EXERCISE GOAL: All records given below must be printed word for word.

SUPPLIED MATERIAL:
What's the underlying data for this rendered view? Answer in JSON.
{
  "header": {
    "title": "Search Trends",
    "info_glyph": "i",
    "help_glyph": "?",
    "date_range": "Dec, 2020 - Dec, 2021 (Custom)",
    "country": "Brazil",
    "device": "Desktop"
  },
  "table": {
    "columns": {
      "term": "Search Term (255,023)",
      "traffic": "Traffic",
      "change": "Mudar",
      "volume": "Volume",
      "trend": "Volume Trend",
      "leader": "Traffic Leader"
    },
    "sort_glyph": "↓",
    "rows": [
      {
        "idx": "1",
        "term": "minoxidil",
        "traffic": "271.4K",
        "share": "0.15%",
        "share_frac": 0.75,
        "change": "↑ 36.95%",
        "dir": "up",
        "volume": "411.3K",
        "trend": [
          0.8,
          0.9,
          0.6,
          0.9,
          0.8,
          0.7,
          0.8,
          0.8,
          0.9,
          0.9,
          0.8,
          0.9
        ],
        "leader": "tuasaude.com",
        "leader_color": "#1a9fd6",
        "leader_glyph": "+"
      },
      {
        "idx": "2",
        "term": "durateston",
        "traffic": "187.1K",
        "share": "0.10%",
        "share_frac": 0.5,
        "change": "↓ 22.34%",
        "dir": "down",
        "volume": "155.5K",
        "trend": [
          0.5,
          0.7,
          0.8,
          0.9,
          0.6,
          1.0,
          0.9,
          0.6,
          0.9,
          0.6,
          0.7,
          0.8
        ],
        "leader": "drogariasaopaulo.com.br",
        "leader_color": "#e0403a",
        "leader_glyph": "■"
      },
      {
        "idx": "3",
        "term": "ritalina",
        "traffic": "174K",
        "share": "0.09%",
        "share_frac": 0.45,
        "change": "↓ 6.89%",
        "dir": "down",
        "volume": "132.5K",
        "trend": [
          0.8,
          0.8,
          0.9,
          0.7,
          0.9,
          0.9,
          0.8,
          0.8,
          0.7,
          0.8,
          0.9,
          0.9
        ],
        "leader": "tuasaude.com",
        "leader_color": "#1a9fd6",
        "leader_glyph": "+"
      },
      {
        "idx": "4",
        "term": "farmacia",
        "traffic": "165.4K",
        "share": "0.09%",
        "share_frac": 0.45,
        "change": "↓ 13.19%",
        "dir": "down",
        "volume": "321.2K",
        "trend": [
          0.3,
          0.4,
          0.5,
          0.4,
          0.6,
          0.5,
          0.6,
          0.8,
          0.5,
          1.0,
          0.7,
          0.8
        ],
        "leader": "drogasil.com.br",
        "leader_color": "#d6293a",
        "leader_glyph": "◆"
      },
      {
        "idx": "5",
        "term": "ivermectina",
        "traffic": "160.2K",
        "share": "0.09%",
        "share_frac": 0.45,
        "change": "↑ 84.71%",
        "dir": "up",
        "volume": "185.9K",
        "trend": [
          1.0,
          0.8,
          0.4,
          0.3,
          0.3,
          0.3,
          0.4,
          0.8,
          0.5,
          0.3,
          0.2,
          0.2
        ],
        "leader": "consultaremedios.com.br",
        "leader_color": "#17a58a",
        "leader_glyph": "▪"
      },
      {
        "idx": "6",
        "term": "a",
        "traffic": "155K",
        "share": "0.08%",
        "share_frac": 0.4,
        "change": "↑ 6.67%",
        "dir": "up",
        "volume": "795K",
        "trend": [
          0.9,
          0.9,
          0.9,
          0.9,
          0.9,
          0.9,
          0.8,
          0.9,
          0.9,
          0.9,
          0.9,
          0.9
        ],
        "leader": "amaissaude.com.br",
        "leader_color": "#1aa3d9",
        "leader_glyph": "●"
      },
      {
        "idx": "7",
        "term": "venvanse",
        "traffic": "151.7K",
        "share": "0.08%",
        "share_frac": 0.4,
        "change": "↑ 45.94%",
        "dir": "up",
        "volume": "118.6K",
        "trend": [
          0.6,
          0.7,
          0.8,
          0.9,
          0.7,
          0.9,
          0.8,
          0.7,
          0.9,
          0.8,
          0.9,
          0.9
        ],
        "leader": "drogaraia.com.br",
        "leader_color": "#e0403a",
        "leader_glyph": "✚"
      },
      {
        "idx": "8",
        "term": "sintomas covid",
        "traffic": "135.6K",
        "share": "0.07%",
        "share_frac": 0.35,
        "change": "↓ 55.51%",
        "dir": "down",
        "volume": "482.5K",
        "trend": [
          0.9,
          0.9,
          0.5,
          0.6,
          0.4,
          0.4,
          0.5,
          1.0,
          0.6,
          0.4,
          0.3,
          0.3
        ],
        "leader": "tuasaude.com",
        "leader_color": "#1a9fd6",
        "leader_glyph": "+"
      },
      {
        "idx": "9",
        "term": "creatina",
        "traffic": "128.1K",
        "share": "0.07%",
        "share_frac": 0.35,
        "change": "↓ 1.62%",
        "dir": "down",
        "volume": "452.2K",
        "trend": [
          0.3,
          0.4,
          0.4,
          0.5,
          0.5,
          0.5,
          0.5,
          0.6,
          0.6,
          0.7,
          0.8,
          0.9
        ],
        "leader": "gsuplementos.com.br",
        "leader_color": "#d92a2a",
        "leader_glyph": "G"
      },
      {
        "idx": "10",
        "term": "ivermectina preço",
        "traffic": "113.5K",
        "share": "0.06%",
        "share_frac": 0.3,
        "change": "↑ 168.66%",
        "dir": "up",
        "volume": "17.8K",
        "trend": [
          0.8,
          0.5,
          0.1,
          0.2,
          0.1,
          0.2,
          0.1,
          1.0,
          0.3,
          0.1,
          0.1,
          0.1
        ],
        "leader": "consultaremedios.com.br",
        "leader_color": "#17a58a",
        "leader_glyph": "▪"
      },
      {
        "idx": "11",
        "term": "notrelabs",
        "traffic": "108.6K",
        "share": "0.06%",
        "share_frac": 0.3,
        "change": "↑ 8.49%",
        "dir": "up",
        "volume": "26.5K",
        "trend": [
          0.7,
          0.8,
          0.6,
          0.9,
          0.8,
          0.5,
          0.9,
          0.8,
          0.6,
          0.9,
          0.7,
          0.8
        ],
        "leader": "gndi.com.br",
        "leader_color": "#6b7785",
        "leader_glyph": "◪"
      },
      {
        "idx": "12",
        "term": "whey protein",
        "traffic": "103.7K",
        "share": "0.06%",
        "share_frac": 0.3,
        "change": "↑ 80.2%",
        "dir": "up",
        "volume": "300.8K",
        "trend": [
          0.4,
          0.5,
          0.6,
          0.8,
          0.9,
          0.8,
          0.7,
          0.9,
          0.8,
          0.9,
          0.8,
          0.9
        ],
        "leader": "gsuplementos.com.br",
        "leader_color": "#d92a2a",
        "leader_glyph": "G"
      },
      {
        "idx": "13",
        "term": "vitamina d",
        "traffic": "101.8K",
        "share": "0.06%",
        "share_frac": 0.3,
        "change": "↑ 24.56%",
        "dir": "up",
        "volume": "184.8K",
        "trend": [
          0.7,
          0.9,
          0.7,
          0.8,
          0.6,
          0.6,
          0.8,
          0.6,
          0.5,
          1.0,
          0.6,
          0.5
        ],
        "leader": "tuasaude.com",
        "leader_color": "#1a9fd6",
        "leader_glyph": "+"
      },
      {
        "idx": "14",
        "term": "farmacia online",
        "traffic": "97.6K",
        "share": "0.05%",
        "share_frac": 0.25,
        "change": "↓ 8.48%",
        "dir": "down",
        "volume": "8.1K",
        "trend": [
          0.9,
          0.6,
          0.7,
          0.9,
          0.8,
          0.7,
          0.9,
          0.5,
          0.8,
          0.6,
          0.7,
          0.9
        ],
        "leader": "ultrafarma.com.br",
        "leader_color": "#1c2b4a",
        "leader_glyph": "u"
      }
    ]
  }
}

OUTPUT:
What's the underlying data for this rendered view? Answer in JSON.
{
  "header": {
    "title": "Search Trends",
    "info_glyph": "i",
    "help_glyph": "?",
    "date_range": "Dec, 2020 - Dec, 2021 (Custom)",
    "country": "Brazil",
    "device": "Desktop"
  },
  "table": {
    "columns": {
      "term": "Search Term (255,023)",
      "traffic": "Traffic",
      "change": "Mudar",
      "volume": "Volume",
      "trend": "Volume Trend",
      "leader": "Traffic Leader"
    },
    "sort_glyph": "↓",
    "rows": [
      {
        "idx": "1",
        "term": "minoxidil",
        "traffic": "271.4K",
        "share": "0.15%",
        "share_frac": 0.75,
        "change": "↑ 36.95%",
        "dir": "up",
        "volume": "411.3K",
        "trend": [
          0.8,
          0.9,
          0.6,
          0.9,
          0.8,
          0.7,
          0.8,
          0.8,
          0.9,
          0.9,
          0.8,
          0.9
        ],
        "leader": "tuasaude.com",
        "leader_color": "#1a9fd6",
        "leader_glyph": "+"
      },
      {
        "idx": "2",
        "term": "durateston",
        "traffic": "187.1K",
        "share": "0.10%",
        "share_frac": 0.5,
        "change": "↓ 22.34%",
        "dir": "down",
        "volume": "155.5K",
        "trend": [
          0.5,
          0.7,
          0.8,
          0.9,
          0.6,
          1.0,
          0.9,
          0.6,
          0.9,
          0.6,
          0.7,
          0.8
        ],
        "leader": "drogariasaopaulo.com.br",
        "leader_color": "#e0403a",
        "leader_glyph": "■"
      },
      {
        "idx": "3",
        "term": "ritalina",
        "traffic": "174K",
        "share": "0.09%",
        "share_frac": 0.45,
        "change": "↓ 6.89%",
        "dir": "down",
        "volume": "132.5K",
        "trend": [
          0.8,
          0.8,
          0.9,
          0.7,
          0.9,
          0.9,
          0.8,
          0.8,
          0.7,
          0.8,
          0.9,
          0.9
        ],
        "leader": "tuasaude.com",
        "leader_color": "#1a9fd6",
        "leader_glyph": "+"
      },
      {
        "idx": "4",
        "term": "farmacia",
        "traffic": "165.4K",
        "share": "0.09%",
        "share_frac": 0.45,
        "change": "↓ 13.19%",
        "dir": "down",
        "volume": "321.2K",
        "trend": [
          0.3,
          0.4,
          0.5,
          0.4,
          0.6,
          0.5,
          0.6,
          0.8,
          0.5,
          1.0,
          0.7,
          0.8
        ],
        "leader": "drogasil.com.br",
        "leader_color": "#d6293a",
        "leader_glyph": "◆"
      },
      {
        "idx": "5",
        "term": "ivermectina",
        "traffic": "160.2K",
        "share": "0.09%",
        "share_frac": 0.45,
        "change": "↑ 84.71%",
        "dir": "up",
        "volume": "185.9K",
        "trend": [
          1.0,
          0.8,
          0.4,
          0.3,
          0.3,
          0.3,
          0.4,
          0.8,
          0.5,
          0.3,
          0.2,
          0.2
        ],
        "leader": "consultaremedios.com.br",
        "leader_color": "#17a58a",
        "leader_glyph": "▪"
      },
      {
        "idx": "6",
        "term": "a",
        "traffic": "155K",
        "share": "0.08%",
        "share_frac": 0.4,
        "change": "↑ 6.67%",
        "dir": "up",
        "volume": "795K",
        "trend": [
          0.9,
          0.9,
          0.9,
          0.9,
          0.9,
          0.9,
          0.8,
          0.9,
          0.9,
          0.9,
          0.9,
          0.9
        ],
        "leader": "amaissaude.com.br",
        "leader_color": "#1aa3d9",
        "leader_glyph": "●"
      },
      {
        "idx": "7",
        "term": "venvanse",
        "traffic": "151.7K",
        "share": "0.08%",
        "share_frac": 0.4,
        "change": "↑ 45.94%",
        "dir": "up",
        "volume": "118.6K",
        "trend": [
          0.6,
          0.7,
          0.8,
          0.9,
          0.7,
          0.9,
          0.8,
          0.7,
          0.9,
          0.8,
          0.9,
          0.9
        ],
        "leader": "drogaraia.com.br",
        "leader_color": "#e0403a",
        "leader_glyph": "✚"
      },
      {
        "idx": "8",
        "term": "sintomas covid",
        "traffic": "135.6K",
        "share": "0.07%",
        "share_frac": 0.35,
        "change": "↓ 55.51%",
        "dir": "down",
        "volume": "482.5K",
        "trend": [
          0.9,
          0.9,
          0.5,
          0.6,
          0.4,
          0.4,
          0.5,
          1.0,
          0.6,
          0.4,
          0.3,
          0.3
        ],
        "leader": "tuasaude.com",
        "leader_color": "#1a9fd6",
        "leader_glyph": "+"
      },
      {
        "idx": "9",
        "term": "creatina",
        "traffic": "128.1K",
        "share": "0.07%",
        "share_frac": 0.35,
        "change": "↓ 1.62%",
        "dir": "down",
        "volume": "452.2K",
        "trend": [
          0.3,
          0.4,
          0.4,
          0.5,
          0.5,
          0.5,
          0.5,
          0.6,
          0.6,
          0.7,
          0.8,
          0.9
        ],
        "leader": "gsuplementos.com.br",
        "leader_color": "#d92a2a",
        "leader_glyph": "G"
      },
      {
        "idx": "10",
        "term": "ivermectina preço",
        "traffic": "113.5K",
        "share": "0.06%",
        "share_frac": 0.3,
        "change": "↑ 168.66%",
        "dir": "up",
        "volume": "17.8K",
        "trend": [
          0.8,
          0.5,
          0.1,
          0.2,
          0.1,
          0.2,
          0.1,
          1.0,
          0.3,
          0.1,
          0.1,
          0.1
        ],
        "leader": "consultaremedios.com.br",
        "leader_color": "#17a58a",
        "leader_glyph": "▪"
      },
      {
        "idx": "11",
        "term": "notrelabs",
        "traffic": "108.6K",
        "share": "0.06%",
        "share_frac": 0.3,
        "change": "↑ 8.49%",
        "dir": "up",
        "volume": "26.5K",
        "trend": [
          0.7,
          0.8,
          0.6,
          0.9,
          0.8,
          0.5,
          0.9,
          0.8,
          0.6,
          0.9,
          0.7,
          0.8
        ],
        "leader": "gndi.com.br",
        "leader_color": "#6b7785",
        "leader_glyph": "◪"
      },
      {
        "idx": "12",
        "term": "whey protein",
        "traffic": "103.7K",
        "share": "0.06%",
        "share_frac": 0.3,
        "change": "↑ 80.2%",
        "dir": "up",
        "volume": "300.8K",
        "trend": [
          0.4,
          0.5,
          0.6,
          0.8,
          0.9,
          0.8,
          0.7,
          0.9,
          0.8,
          0.9,
          0.8,
          0.9
        ],
        "leader": "gsuplementos.com.br",
        "leader_color": "#d92a2a",
        "leader_glyph": "G"
      },
      {
        "idx": "13",
        "term": "vitamina d",
        "traffic": "101.8K",
        "share": "0.06%",
        "share_frac": 0.3,
        "change": "↑ 24.56%",
        "dir": "up",
        "volume": "184.8K",
        "trend": [
          0.7,
          0.9,
          0.7,
          0.8,
          0.6,
          0.6,
          0.8,
          0.6,
          0.5,
          1.0,
          0.6,
          0.5
        ],
        "leader": "tuasaude.com",
        "leader_color": "#1a9fd6",
        "leader_glyph": "+"
      },
      {
        "idx": "14",
        "term": "farmacia online",
        "traffic": "97.6K",
        "share": "0.05%",
        "share_frac": 0.25,
        "change": "↓ 8.48%",
        "dir": "down",
        "volume": "8.1K",
        "trend": [
          0.9,
          0.6,
          0.7,
          0.9,
          0.8,
          0.7,
          0.9,
          0.5,
          0.8,
          0.6,
          0.7,
          0.9
        ],
        "leader": "ultrafarma.com.br",
        "leader_color": "#1c2b4a",
        "leader_glyph": "u"
      }
    ]
  }
}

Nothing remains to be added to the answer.